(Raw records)
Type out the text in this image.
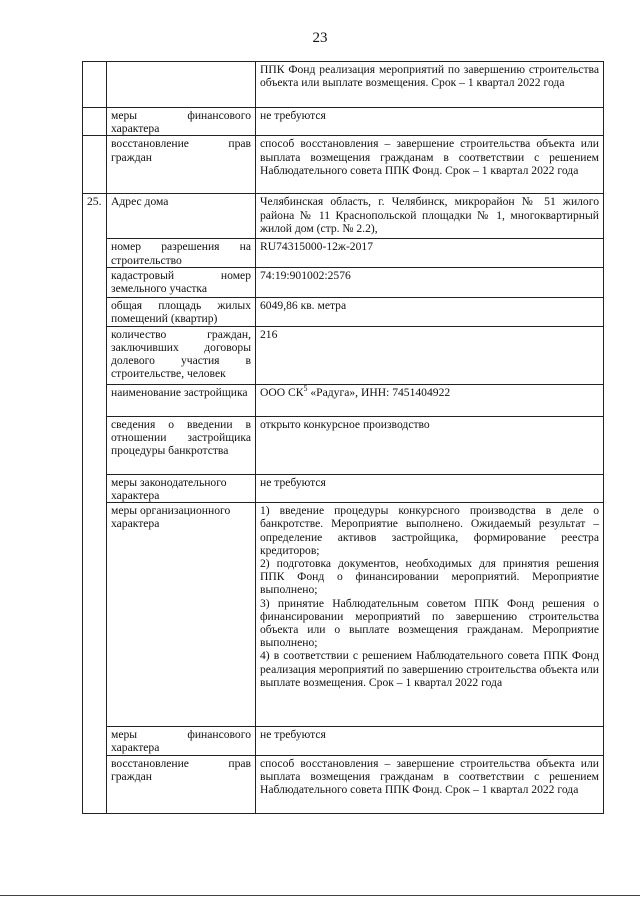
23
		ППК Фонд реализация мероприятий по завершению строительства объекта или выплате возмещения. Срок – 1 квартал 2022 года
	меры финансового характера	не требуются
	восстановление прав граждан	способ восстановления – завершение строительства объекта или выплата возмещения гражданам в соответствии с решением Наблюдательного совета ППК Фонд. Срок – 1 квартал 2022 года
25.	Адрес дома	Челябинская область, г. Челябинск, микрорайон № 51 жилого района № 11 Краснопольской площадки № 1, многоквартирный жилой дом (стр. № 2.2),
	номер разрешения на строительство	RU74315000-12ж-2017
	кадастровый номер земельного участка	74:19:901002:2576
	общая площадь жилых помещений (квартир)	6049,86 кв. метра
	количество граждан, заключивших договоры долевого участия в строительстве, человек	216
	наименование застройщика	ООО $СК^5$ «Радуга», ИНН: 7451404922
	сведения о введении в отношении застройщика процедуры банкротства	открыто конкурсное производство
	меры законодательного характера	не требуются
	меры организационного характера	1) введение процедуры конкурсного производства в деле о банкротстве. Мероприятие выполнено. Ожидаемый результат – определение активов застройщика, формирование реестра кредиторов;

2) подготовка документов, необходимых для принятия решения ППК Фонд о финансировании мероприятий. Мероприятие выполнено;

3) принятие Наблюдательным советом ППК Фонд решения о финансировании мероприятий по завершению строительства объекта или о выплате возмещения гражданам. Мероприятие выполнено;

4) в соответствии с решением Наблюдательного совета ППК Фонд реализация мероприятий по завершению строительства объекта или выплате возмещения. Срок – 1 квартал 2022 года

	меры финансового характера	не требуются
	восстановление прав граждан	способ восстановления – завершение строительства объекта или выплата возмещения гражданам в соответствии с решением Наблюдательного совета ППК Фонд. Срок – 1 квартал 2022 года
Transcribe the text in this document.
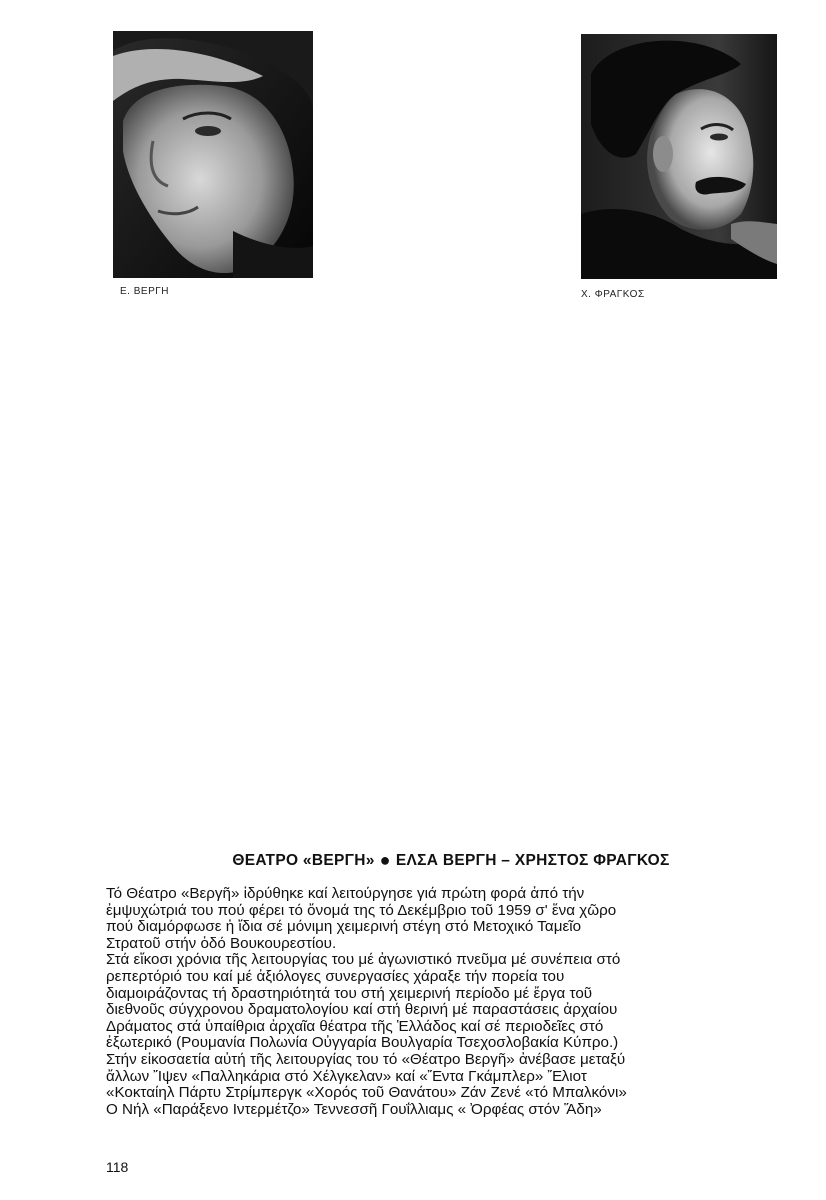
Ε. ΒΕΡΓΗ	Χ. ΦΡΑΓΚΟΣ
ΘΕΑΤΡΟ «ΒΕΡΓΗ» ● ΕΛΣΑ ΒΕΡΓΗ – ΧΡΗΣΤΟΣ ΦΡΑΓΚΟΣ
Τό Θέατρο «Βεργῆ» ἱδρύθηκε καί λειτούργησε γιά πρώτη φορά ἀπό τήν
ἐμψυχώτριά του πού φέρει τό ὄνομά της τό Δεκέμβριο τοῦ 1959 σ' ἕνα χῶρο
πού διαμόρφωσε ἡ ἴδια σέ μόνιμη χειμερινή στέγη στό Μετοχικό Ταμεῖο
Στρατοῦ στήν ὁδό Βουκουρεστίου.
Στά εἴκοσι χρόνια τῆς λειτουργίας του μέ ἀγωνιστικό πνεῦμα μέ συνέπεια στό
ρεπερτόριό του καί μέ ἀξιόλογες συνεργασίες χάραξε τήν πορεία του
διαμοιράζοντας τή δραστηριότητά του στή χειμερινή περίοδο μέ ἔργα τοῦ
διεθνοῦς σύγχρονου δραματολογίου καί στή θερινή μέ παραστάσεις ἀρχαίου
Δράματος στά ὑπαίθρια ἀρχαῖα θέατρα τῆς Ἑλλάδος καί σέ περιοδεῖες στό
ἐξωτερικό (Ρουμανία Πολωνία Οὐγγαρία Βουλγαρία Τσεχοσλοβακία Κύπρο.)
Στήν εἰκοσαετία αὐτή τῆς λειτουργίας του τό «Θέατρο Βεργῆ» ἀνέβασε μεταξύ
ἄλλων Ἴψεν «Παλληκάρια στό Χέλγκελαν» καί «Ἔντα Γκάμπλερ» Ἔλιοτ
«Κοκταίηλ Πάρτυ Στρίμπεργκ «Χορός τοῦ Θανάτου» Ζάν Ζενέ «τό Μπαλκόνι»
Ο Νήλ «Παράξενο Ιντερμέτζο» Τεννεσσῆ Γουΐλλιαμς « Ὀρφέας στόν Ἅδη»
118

DO THIS
Reproduce the listing exactly. Leave its pictures out.

TASK OUTPUT
Type out the text in this image.
23
		ППК Фонд реализация мероприятий по завершению строительства объекта или выплате возмещения. Срок – 1 квартал 2022 года
	меры финансового характера	не требуются
	восстановление прав граждан	способ восстановления – завершение строительства объекта или выплата возмещения гражданам в соответствии с решением Наблюдательного совета ППК Фонд. Срок – 1 квартал 2022 года
25.	Адрес дома	Челябинская область, г. Челябинск, микрорайон № 51 жилого района № 11 Краснопольской площадки № 1, многоквартирный жилой дом (стр. № 2.2),
	номер разрешения на строительство	RU74315000-12ж-2017
	кадастровый номер земельного участка	74:19:901002:2576
	общая площадь жилых помещений (квартир)	6049,86 кв. метра
	количество граждан, заключивших договоры долевого участия в строительстве, человек	216
	наименование застройщика	ООО $СК^5$ «Радуга», ИНН: 7451404922
	сведения о введении в отношении застройщика процедуры банкротства	открыто конкурсное производство
	меры законодательного характера	не требуются
	меры организационного характера	1) введение процедуры конкурсного производства в деле о банкротстве. Мероприятие выполнено. Ожидаемый результат – определение активов застройщика, формирование реестра кредиторов;

2) подготовка документов, необходимых для принятия решения ППК Фонд о финансировании мероприятий. Мероприятие выполнено;

3) принятие Наблюдательным советом ППК Фонд решения о финансировании мероприятий по завершению строительства объекта или о выплате возмещения гражданам. Мероприятие выполнено;

4) в соответствии с решением Наблюдательного совета ППК Фонд реализация мероприятий по завершению строительства объекта или выплате возмещения. Срок – 1 квартал 2022 года

	меры финансового характера	не требуются
	восстановление прав граждан	способ восстановления – завершение строительства объекта или выплата возмещения гражданам в соответствии с решением Наблюдательного совета ППК Фонд. Срок – 1 квартал 2022 года
Transcribe the text in this document.
Ε. ΒΕΡΓΗ	Χ. ΦΡΑΓΚΟΣ
ΘΕΑΤΡΟ «ΒΕΡΓΗ» ● ΕΛΣΑ ΒΕΡΓΗ – ΧΡΗΣΤΟΣ ΦΡΑΓΚΟΣ
Τό Θέατρο «Βεργῆ» ἱδρύθηκε καί λειτούργησε γιά πρώτη φορά ἀπό τήν
ἐμψυχώτριά του πού φέρει τό ὄνομά της τό Δεκέμβριο τοῦ 1959 σ' ἕνα χῶρο
πού διαμόρφωσε ἡ ἴδια σέ μόνιμη χειμερινή στέγη στό Μετοχικό Ταμεῖο
Στρατοῦ στήν ὁδό Βουκουρεστίου.
Στά εἴκοσι χρόνια τῆς λειτουργίας του μέ ἀγωνιστικό πνεῦμα μέ συνέπεια στό
ρεπερτόριό του καί μέ ἀξιόλογες συνεργασίες χάραξε τήν πορεία του
διαμοιράζοντας τή δραστηριότητά του στή χειμερινή περίοδο μέ ἔργα τοῦ
διεθνοῦς σύγχρονου δραματολογίου καί στή θερινή μέ παραστάσεις ἀρχαίου
Δράματος στά ὑπαίθρια ἀρχαῖα θέατρα τῆς Ἑλλάδος καί σέ περιοδεῖες στό
ἐξωτερικό (Ρουμανία Πολωνία Οὐγγαρία Βουλγαρία Τσεχοσλοβακία Κύπρο.)
Στήν εἰκοσαετία αὐτή τῆς λειτουργίας του τό «Θέατρο Βεργῆ» ἀνέβασε μεταξύ
ἄλλων Ἴψεν «Παλληκάρια στό Χέλγκελαν» καί «Ἔντα Γκάμπλερ» Ἔλιοτ
«Κοκταίηλ Πάρτυ Στρίμπεργκ «Χορός τοῦ Θανάτου» Ζάν Ζενέ «τό Μπαλκόνι»
Ο Νήλ «Παράξενο Ιντερμέτζο» Τεννεσσῆ Γουΐλλιαμς « Ὀρφέας στόν Ἅδη»
118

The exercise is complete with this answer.